Locate the string "employee" throughout the material and copy every line in which it occurs.

━━ Task material ━━

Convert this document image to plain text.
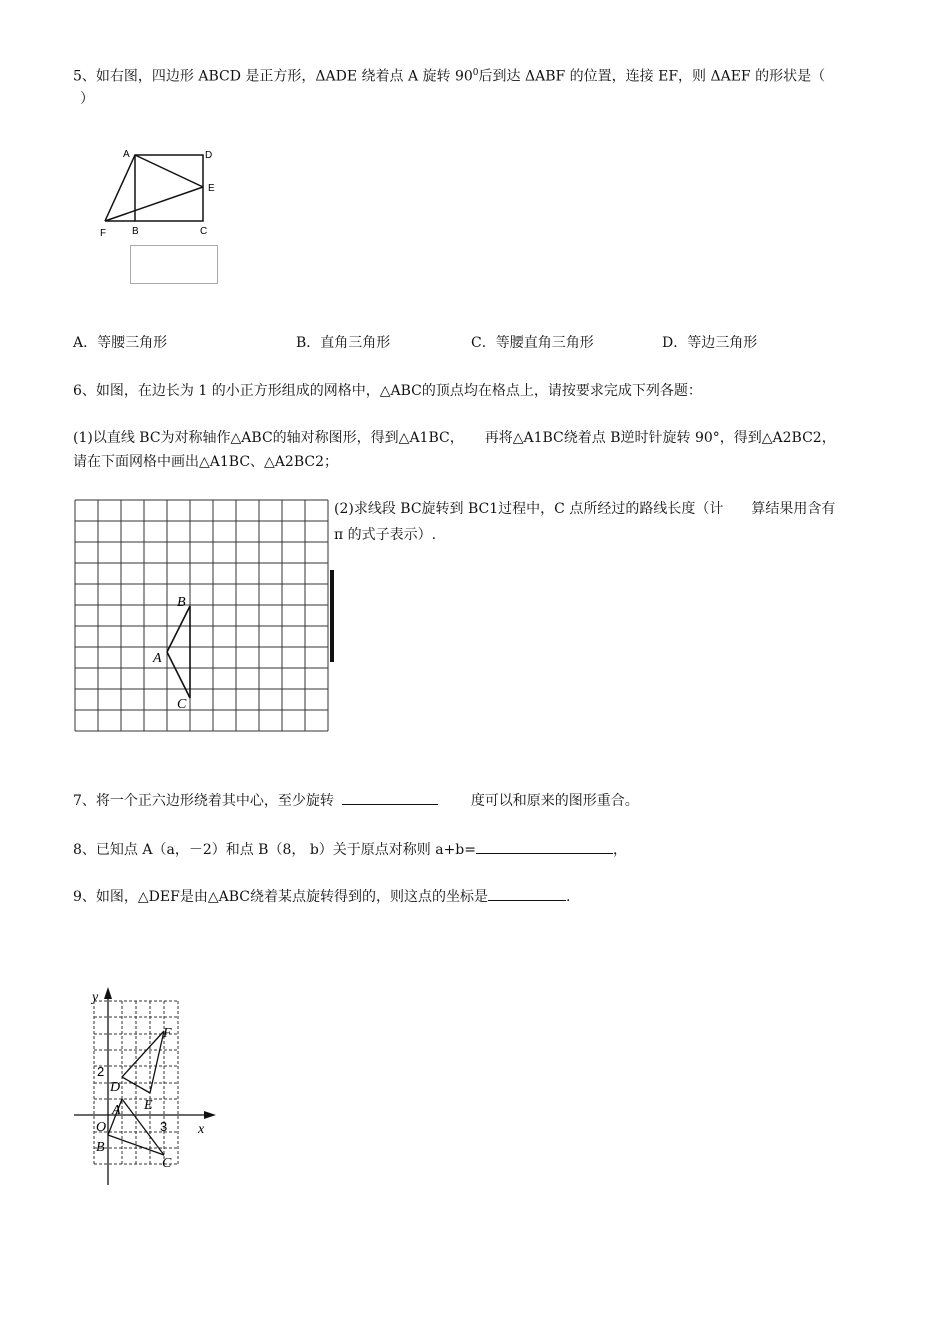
5、如右图，四边形 ABCD 是正方形，ΔADE 绕着点 A 旋转 $90^0$后到达 ΔABF 的位置，连接 EF，则 ΔAEF 的形状是（
）
A	D
E
F	B	C
A．等腰三角形	B．直角三角形	C．等腰直角三角形	D．等边三角形
6、如图，在边长为 1 的小正方形组成的网格中，△ABC的顶点均在格点上，请按要求完成下列各题：
(1)以直线 BC为对称轴作△ABC的轴对称图形，得到△A1BC，　　再将△A1BC绕着点 B逆时针旋转 90°，得到△A2BC2，
请在下面网格中画出△A1BC、△A2BC2；
B
A
C
(2)求线段 BC旋转到 BC1过程中，C 点所经过的路线长度（计　　算结果用含有
π 的式子表示）.
7、将一个正六边形绕着其中心，至少旋转	度可以和原来的图形重合。
8、已知点 A（a，－2）和点 B（8， b）关于原点对称则 a+b=	，
9、如图，△DEF是由△ABC绕着某点旋转得到的，则这点的坐标是	.
y
x
O
2
3
A
B
C
D
E
F
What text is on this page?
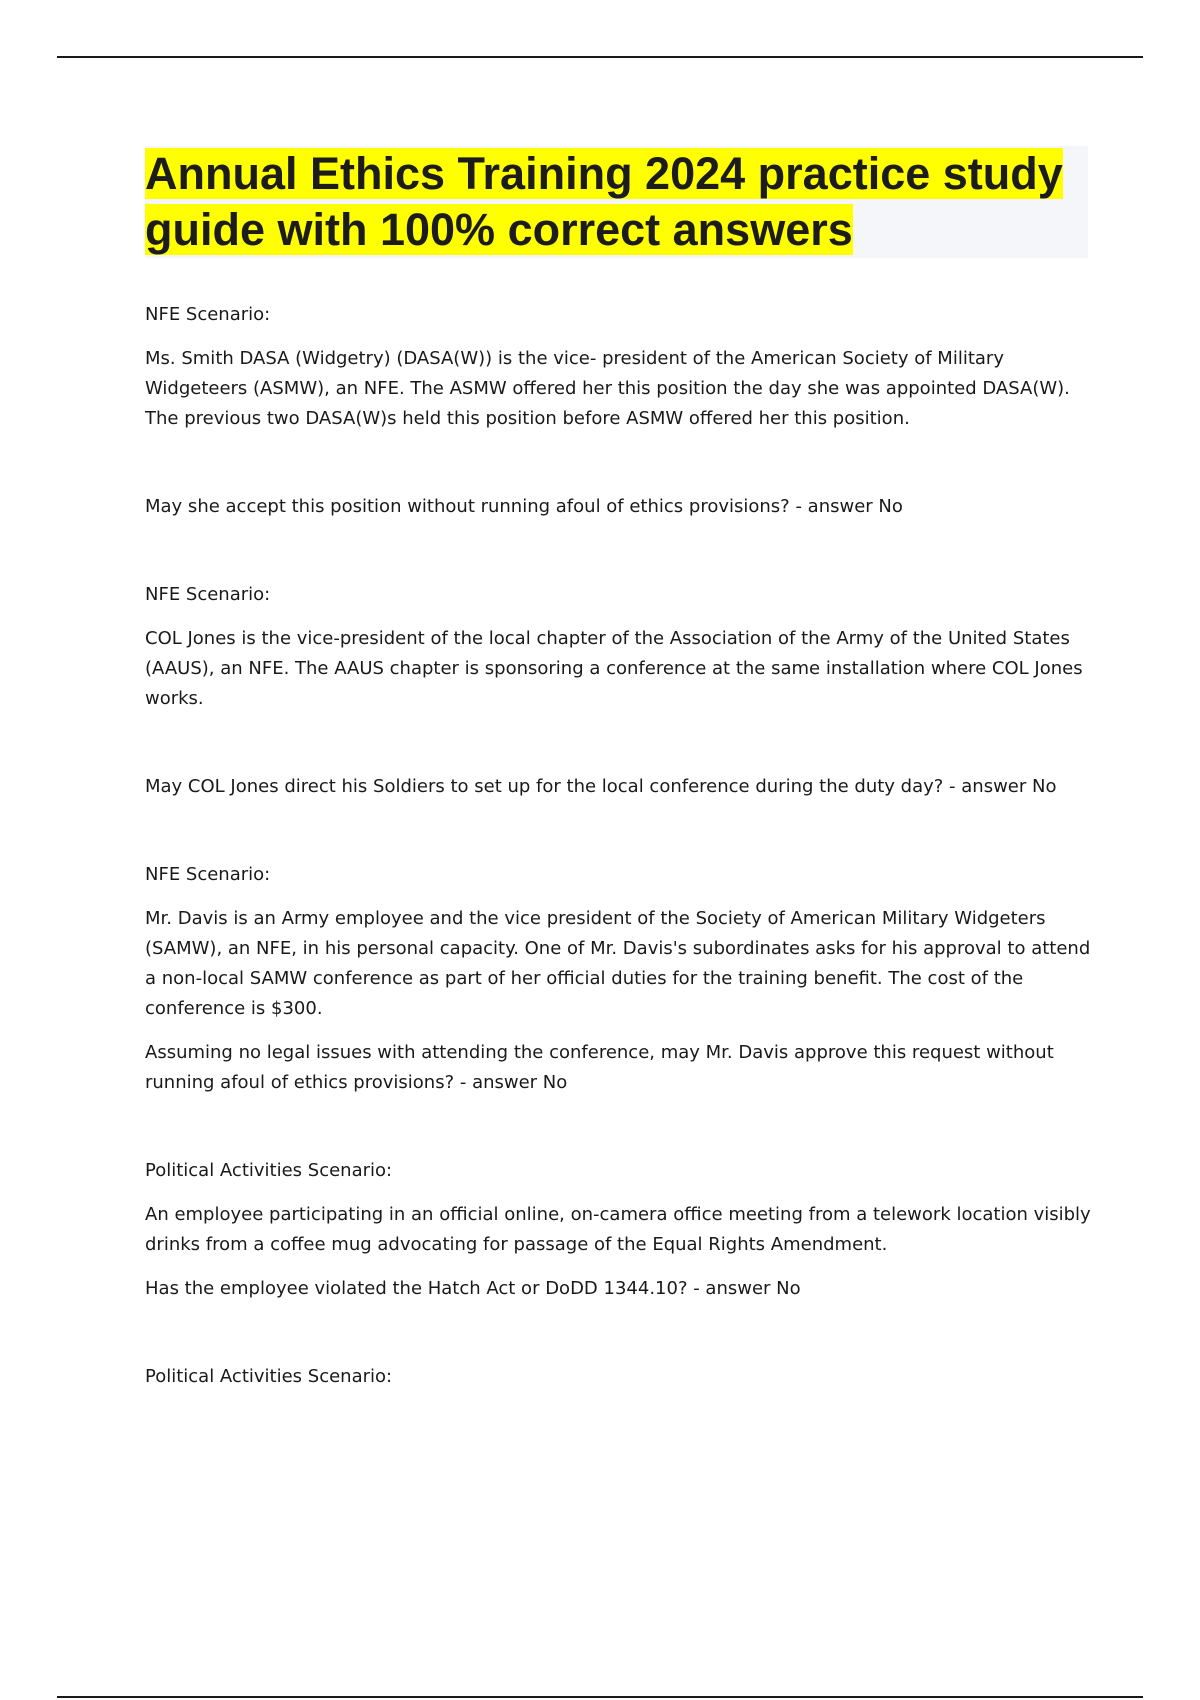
Annual Ethics Training 2024 practice study guide with 100% correct answers

NFE Scenario:

Ms. Smith DASA (Widgetry) (DASA(W)) is the vice- president of the American Society of Military Widgeteers (ASMW), an NFE. The ASMW offered her this position the day she was appointed DASA(W). The previous two DASA(W)s held this position before ASMW offered her this position.

May she accept this position without running afoul of ethics provisions? - answer No

NFE Scenario:

COL Jones is the vice-president of the local chapter of the Association of the Army of the United States (AAUS), an NFE. The AAUS chapter is sponsoring a conference at the same installation where COL Jones works.

May COL Jones direct his Soldiers to set up for the local conference during the duty day? - answer No

NFE Scenario:

Mr. Davis is an Army employee and the vice president of the Society of American Military Widgeters (SAMW), an NFE, in his personal capacity. One of Mr. Davis's subordinates asks for his approval to attend a non-local SAMW conference as part of her official duties for the training benefit. The cost of the conference is $300.

Assuming no legal issues with attending the conference, may Mr. Davis approve this request without running afoul of ethics provisions? - answer No

Political Activities Scenario:

An employee participating in an official online, on-camera office meeting from a telework location visibly drinks from a coffee mug advocating for passage of the Equal Rights Amendment.

Has the employee violated the Hatch Act or DoDD 1344.10? - answer No

Political Activities Scenario:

━━━

• The solution
Mr. Davis is an Army employee and the vice president of the Society of American Military Widgeters (SAMW), an NFE, in his personal capacity. One of Mr. Davis's subordinates asks for his approval to attend a non-local SAMW conference as part of her official duties for the training benefit. The cost of the conference is $300.
An employee participating in an official online, on-camera office meeting from a telework location visibly drinks from a coffee mug advocating for passage of the Equal Rights Amendment.
Has the employee violated the Hatch Act or DoDD 1344.10? - answer No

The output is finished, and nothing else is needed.